- GIVEN INFORMATION:
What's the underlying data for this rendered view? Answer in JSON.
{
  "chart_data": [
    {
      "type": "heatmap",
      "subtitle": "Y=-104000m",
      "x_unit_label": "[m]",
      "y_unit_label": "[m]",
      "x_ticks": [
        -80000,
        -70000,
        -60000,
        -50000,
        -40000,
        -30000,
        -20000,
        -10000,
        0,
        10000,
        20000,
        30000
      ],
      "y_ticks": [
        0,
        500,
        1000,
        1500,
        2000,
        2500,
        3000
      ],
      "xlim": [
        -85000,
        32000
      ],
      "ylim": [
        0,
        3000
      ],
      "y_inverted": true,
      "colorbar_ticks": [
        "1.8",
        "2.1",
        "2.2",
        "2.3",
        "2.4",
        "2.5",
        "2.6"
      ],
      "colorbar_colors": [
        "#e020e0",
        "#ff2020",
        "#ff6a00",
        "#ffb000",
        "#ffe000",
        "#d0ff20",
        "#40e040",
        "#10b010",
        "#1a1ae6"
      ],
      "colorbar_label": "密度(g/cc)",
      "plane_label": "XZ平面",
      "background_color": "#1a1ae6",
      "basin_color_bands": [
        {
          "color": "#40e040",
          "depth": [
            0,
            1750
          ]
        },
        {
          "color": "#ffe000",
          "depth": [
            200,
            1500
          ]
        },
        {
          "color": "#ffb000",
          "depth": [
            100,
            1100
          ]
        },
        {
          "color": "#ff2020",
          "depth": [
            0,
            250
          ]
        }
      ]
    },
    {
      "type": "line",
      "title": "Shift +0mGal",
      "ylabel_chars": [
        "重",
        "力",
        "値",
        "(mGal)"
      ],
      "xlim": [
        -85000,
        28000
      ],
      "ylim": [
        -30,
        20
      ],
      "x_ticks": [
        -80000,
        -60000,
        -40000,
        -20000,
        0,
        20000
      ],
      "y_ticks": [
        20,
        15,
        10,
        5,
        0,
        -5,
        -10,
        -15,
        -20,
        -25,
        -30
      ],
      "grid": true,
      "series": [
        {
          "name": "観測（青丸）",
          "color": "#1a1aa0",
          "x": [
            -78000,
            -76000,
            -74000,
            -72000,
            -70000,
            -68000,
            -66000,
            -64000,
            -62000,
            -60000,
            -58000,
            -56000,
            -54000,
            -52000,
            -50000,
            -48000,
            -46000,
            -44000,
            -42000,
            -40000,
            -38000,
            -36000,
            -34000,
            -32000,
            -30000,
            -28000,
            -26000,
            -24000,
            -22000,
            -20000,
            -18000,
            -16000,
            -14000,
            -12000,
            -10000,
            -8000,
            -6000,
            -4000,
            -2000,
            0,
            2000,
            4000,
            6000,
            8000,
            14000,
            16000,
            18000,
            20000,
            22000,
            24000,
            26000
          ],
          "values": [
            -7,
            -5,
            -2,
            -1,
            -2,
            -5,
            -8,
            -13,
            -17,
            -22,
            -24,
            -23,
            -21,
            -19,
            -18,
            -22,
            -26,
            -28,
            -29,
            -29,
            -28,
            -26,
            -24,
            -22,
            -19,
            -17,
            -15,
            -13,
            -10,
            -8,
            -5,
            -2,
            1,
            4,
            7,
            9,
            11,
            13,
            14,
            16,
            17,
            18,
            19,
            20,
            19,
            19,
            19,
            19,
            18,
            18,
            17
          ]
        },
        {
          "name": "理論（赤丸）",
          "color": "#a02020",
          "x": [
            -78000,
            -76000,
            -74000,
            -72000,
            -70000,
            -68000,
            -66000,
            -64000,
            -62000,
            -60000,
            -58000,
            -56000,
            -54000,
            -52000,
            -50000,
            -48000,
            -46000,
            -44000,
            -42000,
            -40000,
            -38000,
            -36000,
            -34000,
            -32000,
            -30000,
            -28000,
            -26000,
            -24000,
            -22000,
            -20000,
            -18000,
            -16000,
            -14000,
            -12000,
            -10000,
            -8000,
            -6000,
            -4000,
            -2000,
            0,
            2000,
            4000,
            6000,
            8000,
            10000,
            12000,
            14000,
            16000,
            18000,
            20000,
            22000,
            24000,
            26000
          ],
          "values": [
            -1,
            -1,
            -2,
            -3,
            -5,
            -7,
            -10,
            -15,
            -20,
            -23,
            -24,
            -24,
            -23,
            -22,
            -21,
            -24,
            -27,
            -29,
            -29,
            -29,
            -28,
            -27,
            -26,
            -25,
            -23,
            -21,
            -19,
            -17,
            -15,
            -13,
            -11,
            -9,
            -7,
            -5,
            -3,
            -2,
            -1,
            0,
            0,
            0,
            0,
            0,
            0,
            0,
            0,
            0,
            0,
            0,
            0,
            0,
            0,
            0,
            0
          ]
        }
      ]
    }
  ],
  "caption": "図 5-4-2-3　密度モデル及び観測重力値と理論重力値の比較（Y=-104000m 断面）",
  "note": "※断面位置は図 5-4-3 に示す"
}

- WORK TO DO: Reproduce the material in full, with no word added or dropped.

- ANSWER:
What's the underlying data for this rendered view? Answer in JSON.
{
  "chart_data": [
    {
      "type": "heatmap",
      "subtitle": "Y=-104000m",
      "x_unit_label": "[m]",
      "y_unit_label": "[m]",
      "x_ticks": [
        -80000,
        -70000,
        -60000,
        -50000,
        -40000,
        -30000,
        -20000,
        -10000,
        0,
        10000,
        20000,
        30000
      ],
      "y_ticks": [
        0,
        500,
        1000,
        1500,
        2000,
        2500,
        3000
      ],
      "xlim": [
        -85000,
        32000
      ],
      "ylim": [
        0,
        3000
      ],
      "y_inverted": true,
      "colorbar_ticks": [
        "1.8",
        "2.1",
        "2.2",
        "2.3",
        "2.4",
        "2.5",
        "2.6"
      ],
      "colorbar_colors": [
        "#e020e0",
        "#ff2020",
        "#ff6a00",
        "#ffb000",
        "#ffe000",
        "#d0ff20",
        "#40e040",
        "#10b010",
        "#1a1ae6"
      ],
      "colorbar_label": "密度(g/cc)",
      "plane_label": "XZ平面",
      "background_color": "#1a1ae6",
      "basin_color_bands": [
        {
          "color": "#40e040",
          "depth": [
            0,
            1750
          ]
        },
        {
          "color": "#ffe000",
          "depth": [
            200,
            1500
          ]
        },
        {
          "color": "#ffb000",
          "depth": [
            100,
            1100
          ]
        },
        {
          "color": "#ff2020",
          "depth": [
            0,
            250
          ]
        }
      ]
    },
    {
      "type": "line",
      "title": "Shift +0mGal",
      "ylabel_chars": [
        "重",
        "力",
        "値",
        "(mGal)"
      ],
      "xlim": [
        -85000,
        28000
      ],
      "ylim": [
        -30,
        20
      ],
      "x_ticks": [
        -80000,
        -60000,
        -40000,
        -20000,
        0,
        20000
      ],
      "y_ticks": [
        20,
        15,
        10,
        5,
        0,
        -5,
        -10,
        -15,
        -20,
        -25,
        -30
      ],
      "grid": true,
      "series": [
        {
          "name": "観測（青丸）",
          "color": "#1a1aa0",
          "x": [
            -78000,
            -76000,
            -74000,
            -72000,
            -70000,
            -68000,
            -66000,
            -64000,
            -62000,
            -60000,
            -58000,
            -56000,
            -54000,
            -52000,
            -50000,
            -48000,
            -46000,
            -44000,
            -42000,
            -40000,
            -38000,
            -36000,
            -34000,
            -32000,
            -30000,
            -28000,
            -26000,
            -24000,
            -22000,
            -20000,
            -18000,
            -16000,
            -14000,
            -12000,
            -10000,
            -8000,
            -6000,
            -4000,
            -2000,
            0,
            2000,
            4000,
            6000,
            8000,
            14000,
            16000,
            18000,
            20000,
            22000,
            24000,
            26000
          ],
          "values": [
            -7,
            -5,
            -2,
            -1,
            -2,
            -5,
            -8,
            -13,
            -17,
            -22,
            -24,
            -23,
            -21,
            -19,
            -18,
            -22,
            -26,
            -28,
            -29,
            -29,
            -28,
            -26,
            -24,
            -22,
            -19,
            -17,
            -15,
            -13,
            -10,
            -8,
            -5,
            -2,
            1,
            4,
            7,
            9,
            11,
            13,
            14,
            16,
            17,
            18,
            19,
            20,
            19,
            19,
            19,
            19,
            18,
            18,
            17
          ]
        },
        {
          "name": "理論（赤丸）",
          "color": "#a02020",
          "x": [
            -78000,
            -76000,
            -74000,
            -72000,
            -70000,
            -68000,
            -66000,
            -64000,
            -62000,
            -60000,
            -58000,
            -56000,
            -54000,
            -52000,
            -50000,
            -48000,
            -46000,
            -44000,
            -42000,
            -40000,
            -38000,
            -36000,
            -34000,
            -32000,
            -30000,
            -28000,
            -26000,
            -24000,
            -22000,
            -20000,
            -18000,
            -16000,
            -14000,
            -12000,
            -10000,
            -8000,
            -6000,
            -4000,
            -2000,
            0,
            2000,
            4000,
            6000,
            8000,
            10000,
            12000,
            14000,
            16000,
            18000,
            20000,
            22000,
            24000,
            26000
          ],
          "values": [
            -1,
            -1,
            -2,
            -3,
            -5,
            -7,
            -10,
            -15,
            -20,
            -23,
            -24,
            -24,
            -23,
            -22,
            -21,
            -24,
            -27,
            -29,
            -29,
            -29,
            -28,
            -27,
            -26,
            -25,
            -23,
            -21,
            -19,
            -17,
            -15,
            -13,
            -11,
            -9,
            -7,
            -5,
            -3,
            -2,
            -1,
            0,
            0,
            0,
            0,
            0,
            0,
            0,
            0,
            0,
            0,
            0,
            0,
            0,
            0,
            0,
            0
          ]
        }
      ]
    }
  ],
  "caption": "図 5-4-2-3　密度モデル及び観測重力値と理論重力値の比較（Y=-104000m 断面）",
  "note": "※断面位置は図 5-4-3 に示す"
}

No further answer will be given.